= STATED TASK =
Pick out all lines with the word "Monocytes" from the records that follow.

= Excerpts from a figure dataset =
** begin **
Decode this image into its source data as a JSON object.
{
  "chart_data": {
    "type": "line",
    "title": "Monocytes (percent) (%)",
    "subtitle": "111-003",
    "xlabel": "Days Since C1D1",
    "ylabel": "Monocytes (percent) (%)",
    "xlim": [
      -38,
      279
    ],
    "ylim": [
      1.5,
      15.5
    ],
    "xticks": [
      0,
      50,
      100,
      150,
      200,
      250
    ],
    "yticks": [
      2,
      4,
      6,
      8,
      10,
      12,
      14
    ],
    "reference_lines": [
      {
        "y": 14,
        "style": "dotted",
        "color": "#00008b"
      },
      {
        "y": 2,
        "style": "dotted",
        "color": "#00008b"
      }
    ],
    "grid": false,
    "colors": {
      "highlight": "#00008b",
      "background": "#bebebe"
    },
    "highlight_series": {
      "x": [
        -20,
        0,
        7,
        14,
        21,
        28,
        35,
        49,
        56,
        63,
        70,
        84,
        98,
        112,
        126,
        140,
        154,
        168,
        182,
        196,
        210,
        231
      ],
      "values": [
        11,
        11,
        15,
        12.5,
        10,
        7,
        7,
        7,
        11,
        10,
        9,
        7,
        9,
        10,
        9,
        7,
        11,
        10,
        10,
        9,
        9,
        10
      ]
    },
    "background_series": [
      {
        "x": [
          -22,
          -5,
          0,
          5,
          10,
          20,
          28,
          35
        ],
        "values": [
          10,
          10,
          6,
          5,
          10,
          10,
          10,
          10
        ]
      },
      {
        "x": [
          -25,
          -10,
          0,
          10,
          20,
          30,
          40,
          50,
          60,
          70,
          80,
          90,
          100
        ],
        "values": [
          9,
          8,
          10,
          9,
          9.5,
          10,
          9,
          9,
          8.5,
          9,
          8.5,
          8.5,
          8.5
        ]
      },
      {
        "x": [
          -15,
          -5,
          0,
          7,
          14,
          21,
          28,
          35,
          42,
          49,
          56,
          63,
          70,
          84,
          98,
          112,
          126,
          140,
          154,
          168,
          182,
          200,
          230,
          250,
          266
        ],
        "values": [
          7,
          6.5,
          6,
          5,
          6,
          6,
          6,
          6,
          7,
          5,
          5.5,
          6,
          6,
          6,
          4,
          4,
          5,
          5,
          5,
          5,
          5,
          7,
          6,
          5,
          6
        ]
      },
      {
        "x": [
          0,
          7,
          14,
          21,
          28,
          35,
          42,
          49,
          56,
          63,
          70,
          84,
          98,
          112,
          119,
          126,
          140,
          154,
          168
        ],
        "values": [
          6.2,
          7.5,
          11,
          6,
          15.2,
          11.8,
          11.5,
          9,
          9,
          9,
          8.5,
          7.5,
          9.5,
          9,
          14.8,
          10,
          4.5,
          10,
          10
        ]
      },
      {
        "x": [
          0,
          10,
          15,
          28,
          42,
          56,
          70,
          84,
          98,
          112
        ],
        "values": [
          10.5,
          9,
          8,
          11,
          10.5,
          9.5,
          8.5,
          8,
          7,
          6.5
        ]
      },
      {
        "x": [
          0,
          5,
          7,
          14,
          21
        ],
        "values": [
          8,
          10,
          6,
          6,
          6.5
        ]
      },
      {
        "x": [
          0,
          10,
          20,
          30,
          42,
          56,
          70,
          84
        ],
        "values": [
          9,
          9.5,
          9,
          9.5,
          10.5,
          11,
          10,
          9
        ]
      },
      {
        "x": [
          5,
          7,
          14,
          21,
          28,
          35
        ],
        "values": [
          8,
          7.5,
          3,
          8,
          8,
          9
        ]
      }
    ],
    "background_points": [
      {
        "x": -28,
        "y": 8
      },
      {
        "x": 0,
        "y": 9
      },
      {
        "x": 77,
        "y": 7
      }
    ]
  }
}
** end **
= TASK ANSWER =
    "title": "Monocytes (percent) (%)",
    "ylabel": "Monocytes (percent) (%)",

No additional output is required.